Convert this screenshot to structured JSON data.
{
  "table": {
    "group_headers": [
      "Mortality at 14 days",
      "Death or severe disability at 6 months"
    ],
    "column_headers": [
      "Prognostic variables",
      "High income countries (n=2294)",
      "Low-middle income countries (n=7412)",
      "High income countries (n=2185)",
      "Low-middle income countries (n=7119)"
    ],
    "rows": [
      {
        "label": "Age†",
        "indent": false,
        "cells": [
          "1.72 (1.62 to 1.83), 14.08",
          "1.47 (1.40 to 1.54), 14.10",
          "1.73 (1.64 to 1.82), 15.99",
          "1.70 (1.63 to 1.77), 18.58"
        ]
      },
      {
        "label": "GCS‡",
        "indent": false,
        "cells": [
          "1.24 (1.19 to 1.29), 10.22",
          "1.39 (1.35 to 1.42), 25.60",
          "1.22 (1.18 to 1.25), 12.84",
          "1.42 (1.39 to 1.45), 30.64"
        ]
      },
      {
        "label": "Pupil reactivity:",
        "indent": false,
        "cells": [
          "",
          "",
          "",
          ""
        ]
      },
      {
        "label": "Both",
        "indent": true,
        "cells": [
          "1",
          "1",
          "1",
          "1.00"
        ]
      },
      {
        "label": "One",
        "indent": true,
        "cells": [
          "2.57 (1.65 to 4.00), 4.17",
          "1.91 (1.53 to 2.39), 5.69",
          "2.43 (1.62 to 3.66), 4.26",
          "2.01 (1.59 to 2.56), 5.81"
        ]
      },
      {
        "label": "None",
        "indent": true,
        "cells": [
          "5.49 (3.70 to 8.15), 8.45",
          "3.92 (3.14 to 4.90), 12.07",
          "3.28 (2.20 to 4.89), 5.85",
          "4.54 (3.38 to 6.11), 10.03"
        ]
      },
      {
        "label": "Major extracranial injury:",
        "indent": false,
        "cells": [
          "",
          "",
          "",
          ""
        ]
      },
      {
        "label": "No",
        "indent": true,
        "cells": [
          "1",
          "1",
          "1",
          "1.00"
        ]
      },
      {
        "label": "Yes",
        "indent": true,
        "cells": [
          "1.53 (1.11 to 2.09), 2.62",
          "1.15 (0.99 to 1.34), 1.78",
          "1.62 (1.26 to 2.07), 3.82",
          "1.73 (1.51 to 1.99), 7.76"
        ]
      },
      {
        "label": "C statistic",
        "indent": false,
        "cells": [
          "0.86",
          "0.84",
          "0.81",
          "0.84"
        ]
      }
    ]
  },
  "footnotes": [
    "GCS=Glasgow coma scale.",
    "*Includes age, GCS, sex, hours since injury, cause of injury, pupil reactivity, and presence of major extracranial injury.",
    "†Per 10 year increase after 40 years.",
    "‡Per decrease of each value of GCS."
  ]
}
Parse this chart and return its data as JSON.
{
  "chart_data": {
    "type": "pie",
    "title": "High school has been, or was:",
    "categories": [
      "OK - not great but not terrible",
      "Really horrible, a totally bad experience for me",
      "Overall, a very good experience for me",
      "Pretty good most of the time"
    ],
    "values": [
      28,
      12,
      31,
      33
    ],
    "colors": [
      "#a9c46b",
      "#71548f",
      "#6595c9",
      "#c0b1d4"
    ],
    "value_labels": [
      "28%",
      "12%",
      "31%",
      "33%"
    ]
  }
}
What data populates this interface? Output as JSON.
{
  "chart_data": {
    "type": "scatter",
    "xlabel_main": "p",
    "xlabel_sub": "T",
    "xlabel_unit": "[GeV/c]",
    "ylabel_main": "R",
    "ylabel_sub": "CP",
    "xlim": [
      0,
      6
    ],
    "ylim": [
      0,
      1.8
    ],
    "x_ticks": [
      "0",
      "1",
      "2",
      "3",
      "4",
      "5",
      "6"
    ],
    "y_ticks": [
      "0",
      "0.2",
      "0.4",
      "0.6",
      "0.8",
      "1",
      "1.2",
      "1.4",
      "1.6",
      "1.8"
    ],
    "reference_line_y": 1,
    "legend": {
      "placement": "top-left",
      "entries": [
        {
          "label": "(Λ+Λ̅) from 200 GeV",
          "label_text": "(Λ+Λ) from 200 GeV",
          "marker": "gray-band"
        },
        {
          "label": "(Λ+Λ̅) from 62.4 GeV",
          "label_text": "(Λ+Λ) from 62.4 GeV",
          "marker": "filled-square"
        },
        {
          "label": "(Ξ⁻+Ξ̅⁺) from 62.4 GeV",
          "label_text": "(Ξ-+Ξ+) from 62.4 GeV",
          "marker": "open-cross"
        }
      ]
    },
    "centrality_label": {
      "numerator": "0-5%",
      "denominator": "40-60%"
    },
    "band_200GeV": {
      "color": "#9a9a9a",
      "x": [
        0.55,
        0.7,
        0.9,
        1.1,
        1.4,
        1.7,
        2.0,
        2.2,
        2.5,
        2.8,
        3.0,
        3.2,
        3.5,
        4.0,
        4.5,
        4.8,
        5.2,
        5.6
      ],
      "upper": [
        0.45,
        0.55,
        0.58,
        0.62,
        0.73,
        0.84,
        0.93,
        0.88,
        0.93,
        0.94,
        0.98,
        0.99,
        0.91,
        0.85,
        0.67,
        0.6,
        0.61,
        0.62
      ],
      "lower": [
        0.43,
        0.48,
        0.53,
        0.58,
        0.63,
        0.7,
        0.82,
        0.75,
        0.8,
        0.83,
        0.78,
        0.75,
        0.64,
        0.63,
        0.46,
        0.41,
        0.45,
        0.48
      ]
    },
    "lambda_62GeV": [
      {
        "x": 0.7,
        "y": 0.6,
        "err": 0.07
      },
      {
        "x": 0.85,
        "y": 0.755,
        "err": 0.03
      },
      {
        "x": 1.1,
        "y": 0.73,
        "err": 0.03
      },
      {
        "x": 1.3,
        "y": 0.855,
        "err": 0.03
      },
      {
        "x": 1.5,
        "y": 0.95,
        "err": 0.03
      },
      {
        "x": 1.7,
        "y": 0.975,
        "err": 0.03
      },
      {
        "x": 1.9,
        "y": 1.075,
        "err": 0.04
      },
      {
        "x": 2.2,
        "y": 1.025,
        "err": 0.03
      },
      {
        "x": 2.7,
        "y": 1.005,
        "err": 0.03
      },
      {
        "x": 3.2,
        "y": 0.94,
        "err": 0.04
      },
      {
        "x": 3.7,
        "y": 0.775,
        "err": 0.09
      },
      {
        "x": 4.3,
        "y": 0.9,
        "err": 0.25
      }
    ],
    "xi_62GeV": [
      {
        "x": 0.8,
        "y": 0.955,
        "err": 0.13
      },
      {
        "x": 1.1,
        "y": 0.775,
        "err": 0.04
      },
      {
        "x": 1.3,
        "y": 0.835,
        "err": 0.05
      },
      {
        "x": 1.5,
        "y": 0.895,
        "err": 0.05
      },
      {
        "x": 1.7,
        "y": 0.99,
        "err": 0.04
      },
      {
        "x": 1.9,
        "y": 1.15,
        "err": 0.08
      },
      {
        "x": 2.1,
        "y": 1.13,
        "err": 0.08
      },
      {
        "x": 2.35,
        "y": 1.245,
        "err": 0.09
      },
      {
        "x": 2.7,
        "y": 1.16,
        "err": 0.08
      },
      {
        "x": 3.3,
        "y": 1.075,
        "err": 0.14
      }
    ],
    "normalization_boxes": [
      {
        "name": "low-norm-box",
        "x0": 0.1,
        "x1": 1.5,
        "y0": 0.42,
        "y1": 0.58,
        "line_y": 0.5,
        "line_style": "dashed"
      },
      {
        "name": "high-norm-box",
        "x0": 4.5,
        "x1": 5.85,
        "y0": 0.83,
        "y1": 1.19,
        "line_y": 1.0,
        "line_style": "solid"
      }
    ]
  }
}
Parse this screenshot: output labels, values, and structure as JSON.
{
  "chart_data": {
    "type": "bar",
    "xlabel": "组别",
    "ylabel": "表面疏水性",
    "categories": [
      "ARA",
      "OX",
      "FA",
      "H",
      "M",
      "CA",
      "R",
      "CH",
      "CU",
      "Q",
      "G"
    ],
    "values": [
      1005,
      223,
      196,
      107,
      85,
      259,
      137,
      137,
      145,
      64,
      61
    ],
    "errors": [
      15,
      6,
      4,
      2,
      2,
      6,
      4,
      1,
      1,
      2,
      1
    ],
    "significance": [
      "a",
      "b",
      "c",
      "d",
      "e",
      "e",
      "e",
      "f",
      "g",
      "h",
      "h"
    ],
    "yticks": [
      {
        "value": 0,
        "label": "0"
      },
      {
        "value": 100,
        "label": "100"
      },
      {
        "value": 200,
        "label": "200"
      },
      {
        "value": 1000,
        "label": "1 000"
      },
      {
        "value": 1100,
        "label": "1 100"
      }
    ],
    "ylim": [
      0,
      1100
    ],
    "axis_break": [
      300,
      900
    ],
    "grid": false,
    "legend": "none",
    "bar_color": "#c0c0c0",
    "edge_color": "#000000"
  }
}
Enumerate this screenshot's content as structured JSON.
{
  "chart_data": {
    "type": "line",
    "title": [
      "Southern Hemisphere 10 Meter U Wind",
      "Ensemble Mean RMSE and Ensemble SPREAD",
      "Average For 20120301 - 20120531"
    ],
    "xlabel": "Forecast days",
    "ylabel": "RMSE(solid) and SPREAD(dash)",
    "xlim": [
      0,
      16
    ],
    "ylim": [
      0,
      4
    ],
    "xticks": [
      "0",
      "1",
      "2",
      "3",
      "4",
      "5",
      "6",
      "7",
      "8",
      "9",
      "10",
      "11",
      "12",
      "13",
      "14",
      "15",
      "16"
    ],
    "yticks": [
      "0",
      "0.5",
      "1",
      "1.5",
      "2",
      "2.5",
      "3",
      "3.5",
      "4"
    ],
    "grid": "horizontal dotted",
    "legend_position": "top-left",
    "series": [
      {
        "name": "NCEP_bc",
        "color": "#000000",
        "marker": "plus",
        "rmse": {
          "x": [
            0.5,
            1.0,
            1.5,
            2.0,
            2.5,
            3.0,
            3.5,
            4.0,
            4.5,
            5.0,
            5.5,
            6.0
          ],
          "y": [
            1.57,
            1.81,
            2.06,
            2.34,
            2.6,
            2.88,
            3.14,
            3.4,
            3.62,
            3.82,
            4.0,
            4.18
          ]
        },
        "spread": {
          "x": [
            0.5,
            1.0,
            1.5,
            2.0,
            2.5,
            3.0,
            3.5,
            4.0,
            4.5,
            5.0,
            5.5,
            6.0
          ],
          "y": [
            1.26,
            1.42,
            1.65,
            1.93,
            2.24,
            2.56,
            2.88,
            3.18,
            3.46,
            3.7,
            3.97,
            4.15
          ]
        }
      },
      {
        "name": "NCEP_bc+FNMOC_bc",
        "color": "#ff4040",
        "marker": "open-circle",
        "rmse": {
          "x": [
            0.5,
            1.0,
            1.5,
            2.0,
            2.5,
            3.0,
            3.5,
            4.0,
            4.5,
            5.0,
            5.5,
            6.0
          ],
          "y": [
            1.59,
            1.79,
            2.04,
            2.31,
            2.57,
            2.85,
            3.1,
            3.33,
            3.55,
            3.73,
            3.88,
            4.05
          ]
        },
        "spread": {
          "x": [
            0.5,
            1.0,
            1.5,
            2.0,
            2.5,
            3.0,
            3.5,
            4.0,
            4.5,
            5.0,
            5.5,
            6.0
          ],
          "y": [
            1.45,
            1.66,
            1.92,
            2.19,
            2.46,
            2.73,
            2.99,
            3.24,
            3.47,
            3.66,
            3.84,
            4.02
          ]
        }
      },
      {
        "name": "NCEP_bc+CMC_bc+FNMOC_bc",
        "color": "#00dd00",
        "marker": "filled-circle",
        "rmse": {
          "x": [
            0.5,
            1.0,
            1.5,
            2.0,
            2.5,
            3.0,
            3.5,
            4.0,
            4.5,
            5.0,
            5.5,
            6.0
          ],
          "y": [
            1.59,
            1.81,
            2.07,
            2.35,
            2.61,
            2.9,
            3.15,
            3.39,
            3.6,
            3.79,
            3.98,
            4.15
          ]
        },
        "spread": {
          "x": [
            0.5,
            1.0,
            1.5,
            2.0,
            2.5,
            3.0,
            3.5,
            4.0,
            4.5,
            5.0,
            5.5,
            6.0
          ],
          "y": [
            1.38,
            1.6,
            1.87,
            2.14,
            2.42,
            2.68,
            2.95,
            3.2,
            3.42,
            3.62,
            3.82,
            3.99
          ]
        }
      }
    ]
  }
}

What to do:
Consider the entries above and return each line with the string "structured".

Solution to this problem:
Convert this screenshot to structured JSON data.
Enumerate this screenshot's content as structured JSON.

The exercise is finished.